**Excerpted passage**
━━━━━━━━━━━━━━━━━━━━━━━━━━━━━━

Researchers Find Bugs in ConnectedDrive Portal
Researchers are warning BMW drivers of two newly discovered vulnerabilities in the car manufacturer’s ConnectedDrive web portal which could allow attackers to interfere with the automobile’s settings.
Discovered by Benjamin Kunz Mejri of Vulnerability Lab, the first flaw is a high risk ‘VIN Session Vulnerability’ which could allow hackers to remotely compromise the web app.
VIN, or vehicle identification number, is a unique number given to identify each and every motor vehicle on the road.
During a VIN adding session, an attacker could exploit the bug to change the settings for other VINs in the web portal.
The second flaw was given a medium risk rating and is a client-side cross-site scripting issue which allows an attacker to inject malicious script to carry out: “session hijacking, non-persistent phishing, non-persistent external redirects to malicious source and non-persistent manipulation of affected or connected application modules.”
Thus far BMW seems not to have patched the issues, despite being made aware of them back in February.
Simon Moffatt, EMEA director of Advanced Customer Engineering at ForgeRock, argued that car makers will increasingly need to focus on device, service and user identity management, as their connected cars become an attractive target for hackers.
"The major problem at present is that there is no correlation between the identity of the driver and the identities of the smart systems within the car. It is really important that these connected car infotainment systems have individual identity profiles that can restrict the operations or data made available,” he said.
“In terms of security, this relationship must be established so that only the vehicle’s operator, whose identity is authenticated in advance, can alter the vehicle settings. This means that if a hacker tries to take control remotely, they will not be able to, because their identity won’t be recognized by the vehicle or its systems. In order to do this, an effective identity management platform must be deployed that can link together all of the relevant identities in the correct context."
As connected cars become ever more sophisticated and filled with embedded computing and other hi-tech components, they become a legitimate target for cyber-criminals.
Last year, Charlie Miller and Chris Valasek released a much-publicised research paper in which they demonstrated how hackers could exploit fundamental vulnerabilities in the architecture to remotely control steering, brakes and other functions of a Jeep Cherokee.

━━━━━━━━━━━━━━━━━━━━━━━━━━━━━━

**The data**
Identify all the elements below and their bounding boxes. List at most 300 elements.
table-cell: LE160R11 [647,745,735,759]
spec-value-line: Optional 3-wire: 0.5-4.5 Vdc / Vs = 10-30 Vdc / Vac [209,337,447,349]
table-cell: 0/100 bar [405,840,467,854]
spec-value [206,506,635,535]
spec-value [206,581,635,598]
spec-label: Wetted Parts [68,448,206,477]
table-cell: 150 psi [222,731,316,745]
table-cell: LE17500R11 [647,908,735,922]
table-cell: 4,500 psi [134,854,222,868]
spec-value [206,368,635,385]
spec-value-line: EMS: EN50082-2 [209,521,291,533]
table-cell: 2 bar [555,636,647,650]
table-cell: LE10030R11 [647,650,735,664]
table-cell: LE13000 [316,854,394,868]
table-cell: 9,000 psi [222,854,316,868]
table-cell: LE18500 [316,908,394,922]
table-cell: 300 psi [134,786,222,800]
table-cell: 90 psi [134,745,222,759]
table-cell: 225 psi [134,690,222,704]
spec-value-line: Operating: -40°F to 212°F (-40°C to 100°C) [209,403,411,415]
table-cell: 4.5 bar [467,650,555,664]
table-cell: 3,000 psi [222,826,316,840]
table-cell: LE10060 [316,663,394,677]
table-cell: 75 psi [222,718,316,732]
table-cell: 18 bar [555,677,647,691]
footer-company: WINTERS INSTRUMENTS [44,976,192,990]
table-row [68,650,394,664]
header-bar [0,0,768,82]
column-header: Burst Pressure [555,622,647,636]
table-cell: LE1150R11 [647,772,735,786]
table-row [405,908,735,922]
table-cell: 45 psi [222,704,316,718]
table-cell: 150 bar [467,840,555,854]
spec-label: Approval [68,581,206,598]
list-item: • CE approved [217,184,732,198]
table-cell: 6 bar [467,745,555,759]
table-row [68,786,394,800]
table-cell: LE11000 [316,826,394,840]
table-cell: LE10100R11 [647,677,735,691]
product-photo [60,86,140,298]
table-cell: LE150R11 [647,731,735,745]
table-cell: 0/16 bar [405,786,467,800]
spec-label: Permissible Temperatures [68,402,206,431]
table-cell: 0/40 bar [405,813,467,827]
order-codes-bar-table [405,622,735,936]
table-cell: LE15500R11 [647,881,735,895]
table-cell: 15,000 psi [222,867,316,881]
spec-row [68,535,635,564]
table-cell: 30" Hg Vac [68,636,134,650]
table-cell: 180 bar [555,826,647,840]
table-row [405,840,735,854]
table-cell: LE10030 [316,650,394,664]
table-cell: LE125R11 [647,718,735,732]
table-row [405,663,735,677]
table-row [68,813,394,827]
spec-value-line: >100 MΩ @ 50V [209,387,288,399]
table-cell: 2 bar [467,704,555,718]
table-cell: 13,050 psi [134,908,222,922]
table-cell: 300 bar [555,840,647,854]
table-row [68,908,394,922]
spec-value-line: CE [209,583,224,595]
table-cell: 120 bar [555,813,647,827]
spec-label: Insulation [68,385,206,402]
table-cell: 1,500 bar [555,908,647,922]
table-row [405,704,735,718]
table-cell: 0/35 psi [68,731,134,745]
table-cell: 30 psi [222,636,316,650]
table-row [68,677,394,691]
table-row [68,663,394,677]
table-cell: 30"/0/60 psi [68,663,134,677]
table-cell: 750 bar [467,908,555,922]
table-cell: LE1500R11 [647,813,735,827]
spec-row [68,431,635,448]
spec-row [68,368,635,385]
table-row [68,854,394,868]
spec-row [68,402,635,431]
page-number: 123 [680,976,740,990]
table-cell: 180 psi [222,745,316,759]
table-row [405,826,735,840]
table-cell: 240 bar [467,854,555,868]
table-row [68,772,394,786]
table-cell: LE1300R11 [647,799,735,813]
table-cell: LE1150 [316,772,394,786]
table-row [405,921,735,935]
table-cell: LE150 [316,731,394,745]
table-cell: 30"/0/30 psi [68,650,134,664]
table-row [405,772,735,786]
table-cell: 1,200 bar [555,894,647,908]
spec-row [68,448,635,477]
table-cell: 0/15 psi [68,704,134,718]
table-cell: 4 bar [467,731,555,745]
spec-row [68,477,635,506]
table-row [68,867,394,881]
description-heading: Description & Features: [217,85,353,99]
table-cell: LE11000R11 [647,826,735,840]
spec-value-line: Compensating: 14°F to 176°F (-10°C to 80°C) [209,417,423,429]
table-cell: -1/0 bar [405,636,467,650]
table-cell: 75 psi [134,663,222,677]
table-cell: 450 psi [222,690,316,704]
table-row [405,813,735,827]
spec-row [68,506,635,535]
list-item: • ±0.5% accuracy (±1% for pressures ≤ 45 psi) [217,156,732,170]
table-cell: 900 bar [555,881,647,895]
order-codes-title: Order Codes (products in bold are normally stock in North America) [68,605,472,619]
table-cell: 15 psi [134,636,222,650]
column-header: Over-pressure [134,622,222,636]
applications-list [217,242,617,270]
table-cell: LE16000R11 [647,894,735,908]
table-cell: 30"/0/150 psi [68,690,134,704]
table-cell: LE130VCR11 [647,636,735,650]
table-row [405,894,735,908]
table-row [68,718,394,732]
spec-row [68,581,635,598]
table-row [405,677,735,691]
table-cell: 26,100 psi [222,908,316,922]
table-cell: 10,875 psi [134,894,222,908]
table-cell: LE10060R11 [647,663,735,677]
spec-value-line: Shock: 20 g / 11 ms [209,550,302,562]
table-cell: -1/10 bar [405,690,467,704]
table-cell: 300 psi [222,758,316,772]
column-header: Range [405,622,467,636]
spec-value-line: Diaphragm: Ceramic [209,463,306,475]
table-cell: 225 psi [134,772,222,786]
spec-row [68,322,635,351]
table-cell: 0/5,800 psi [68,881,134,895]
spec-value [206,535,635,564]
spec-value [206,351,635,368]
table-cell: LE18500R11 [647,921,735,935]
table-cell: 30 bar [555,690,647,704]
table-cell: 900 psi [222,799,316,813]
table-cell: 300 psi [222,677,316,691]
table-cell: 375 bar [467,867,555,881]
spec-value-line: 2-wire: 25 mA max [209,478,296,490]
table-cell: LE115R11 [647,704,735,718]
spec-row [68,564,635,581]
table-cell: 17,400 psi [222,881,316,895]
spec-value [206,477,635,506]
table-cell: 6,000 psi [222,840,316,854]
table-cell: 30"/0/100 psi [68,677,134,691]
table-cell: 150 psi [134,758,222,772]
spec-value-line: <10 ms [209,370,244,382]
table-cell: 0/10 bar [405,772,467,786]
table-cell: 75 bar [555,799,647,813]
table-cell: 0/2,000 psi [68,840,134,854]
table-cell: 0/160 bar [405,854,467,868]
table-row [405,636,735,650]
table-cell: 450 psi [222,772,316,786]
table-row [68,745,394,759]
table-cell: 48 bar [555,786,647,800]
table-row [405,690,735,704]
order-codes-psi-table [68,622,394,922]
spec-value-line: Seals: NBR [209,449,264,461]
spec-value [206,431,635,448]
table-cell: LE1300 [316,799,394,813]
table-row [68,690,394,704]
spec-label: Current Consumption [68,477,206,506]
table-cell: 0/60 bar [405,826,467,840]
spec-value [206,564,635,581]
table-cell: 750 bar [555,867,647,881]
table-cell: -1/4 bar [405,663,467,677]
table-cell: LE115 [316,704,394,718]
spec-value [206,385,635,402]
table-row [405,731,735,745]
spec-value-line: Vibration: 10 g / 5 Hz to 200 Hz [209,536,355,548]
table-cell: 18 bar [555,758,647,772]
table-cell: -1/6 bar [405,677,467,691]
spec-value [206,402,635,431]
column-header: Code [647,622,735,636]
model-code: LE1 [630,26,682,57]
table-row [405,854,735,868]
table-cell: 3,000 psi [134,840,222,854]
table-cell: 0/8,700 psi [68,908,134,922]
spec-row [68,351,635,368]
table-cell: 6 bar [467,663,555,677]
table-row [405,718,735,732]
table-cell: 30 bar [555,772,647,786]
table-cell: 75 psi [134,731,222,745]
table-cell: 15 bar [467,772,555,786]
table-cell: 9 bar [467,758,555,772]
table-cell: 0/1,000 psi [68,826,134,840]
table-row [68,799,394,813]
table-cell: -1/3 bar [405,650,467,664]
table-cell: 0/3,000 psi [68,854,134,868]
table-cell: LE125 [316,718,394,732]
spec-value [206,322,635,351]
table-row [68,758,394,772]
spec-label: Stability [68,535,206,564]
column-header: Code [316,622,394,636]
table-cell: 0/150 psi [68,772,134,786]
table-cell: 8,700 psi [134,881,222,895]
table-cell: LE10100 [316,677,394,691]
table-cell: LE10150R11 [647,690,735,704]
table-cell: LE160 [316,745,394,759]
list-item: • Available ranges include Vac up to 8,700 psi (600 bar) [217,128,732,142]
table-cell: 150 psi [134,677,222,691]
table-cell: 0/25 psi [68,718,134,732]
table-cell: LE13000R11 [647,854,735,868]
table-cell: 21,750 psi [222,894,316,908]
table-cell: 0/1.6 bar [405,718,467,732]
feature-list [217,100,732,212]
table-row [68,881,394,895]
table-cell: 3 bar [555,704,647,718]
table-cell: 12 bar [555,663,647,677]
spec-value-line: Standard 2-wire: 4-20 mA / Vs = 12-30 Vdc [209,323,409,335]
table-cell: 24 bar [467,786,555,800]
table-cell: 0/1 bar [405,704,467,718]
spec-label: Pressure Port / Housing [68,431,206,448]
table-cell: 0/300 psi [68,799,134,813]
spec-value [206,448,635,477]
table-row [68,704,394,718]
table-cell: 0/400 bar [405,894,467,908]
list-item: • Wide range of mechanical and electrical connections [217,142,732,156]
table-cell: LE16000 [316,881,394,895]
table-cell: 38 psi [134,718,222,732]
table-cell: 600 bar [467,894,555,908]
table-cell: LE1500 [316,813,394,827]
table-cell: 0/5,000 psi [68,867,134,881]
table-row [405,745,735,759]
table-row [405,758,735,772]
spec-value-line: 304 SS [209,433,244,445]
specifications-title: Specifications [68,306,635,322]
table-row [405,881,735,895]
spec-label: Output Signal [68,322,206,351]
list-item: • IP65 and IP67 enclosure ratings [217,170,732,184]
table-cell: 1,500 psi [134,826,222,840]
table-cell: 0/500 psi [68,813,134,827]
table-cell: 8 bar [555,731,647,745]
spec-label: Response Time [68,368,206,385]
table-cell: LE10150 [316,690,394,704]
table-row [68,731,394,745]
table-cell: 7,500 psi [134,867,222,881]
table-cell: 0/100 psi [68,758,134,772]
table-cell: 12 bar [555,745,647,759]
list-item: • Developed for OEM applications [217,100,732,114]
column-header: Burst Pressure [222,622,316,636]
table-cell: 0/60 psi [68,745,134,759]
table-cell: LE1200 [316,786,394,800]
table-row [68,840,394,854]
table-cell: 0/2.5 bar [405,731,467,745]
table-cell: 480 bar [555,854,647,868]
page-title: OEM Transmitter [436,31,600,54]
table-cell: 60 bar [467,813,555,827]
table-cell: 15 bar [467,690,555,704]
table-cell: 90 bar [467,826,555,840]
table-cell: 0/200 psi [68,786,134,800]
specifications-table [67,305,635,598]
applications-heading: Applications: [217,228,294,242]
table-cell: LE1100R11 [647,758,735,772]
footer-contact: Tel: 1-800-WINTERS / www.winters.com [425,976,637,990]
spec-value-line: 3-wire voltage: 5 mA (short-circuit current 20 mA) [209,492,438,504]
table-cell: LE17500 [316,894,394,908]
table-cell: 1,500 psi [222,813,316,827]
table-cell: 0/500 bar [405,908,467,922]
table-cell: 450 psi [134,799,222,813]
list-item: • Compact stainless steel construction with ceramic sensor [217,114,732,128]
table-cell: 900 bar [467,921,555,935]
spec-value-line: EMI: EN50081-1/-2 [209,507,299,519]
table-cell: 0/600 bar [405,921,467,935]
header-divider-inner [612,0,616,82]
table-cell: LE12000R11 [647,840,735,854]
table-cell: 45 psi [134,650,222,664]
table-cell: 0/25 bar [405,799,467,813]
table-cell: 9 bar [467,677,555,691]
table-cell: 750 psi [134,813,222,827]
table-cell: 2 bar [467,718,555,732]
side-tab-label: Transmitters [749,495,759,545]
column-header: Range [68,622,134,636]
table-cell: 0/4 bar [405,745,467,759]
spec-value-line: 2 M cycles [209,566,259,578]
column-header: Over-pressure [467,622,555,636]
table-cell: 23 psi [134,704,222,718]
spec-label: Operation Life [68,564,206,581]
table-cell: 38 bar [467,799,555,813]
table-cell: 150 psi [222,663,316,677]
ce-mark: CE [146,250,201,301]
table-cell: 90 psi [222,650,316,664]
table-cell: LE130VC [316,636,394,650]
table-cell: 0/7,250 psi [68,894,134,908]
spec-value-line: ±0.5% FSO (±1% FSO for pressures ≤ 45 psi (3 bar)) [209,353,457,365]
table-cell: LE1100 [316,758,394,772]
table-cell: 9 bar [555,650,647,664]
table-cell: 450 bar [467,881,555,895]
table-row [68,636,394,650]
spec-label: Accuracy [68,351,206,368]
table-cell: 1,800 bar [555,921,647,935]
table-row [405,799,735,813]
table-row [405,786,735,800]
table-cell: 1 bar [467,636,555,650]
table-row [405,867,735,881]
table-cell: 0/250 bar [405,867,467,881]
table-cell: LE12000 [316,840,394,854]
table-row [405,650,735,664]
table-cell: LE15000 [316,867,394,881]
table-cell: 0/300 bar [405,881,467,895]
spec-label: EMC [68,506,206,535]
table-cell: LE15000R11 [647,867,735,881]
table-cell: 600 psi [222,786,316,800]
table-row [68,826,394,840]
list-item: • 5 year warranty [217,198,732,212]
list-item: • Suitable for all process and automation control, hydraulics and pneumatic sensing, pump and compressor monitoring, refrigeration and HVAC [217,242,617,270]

━━━━━━━━━━━━━━━━━━━━━━━━━━━━━━

List every action that the article on the ConnectedDrive portal bugs says the cross-site scripting flaw lets an attacker carry out with injected script.

**Response box**
- Session hijacking
- Non-persistent phishing
- Non-persistent external redirects to malicious source
- Non-persistent manipulation of affected or connected application modules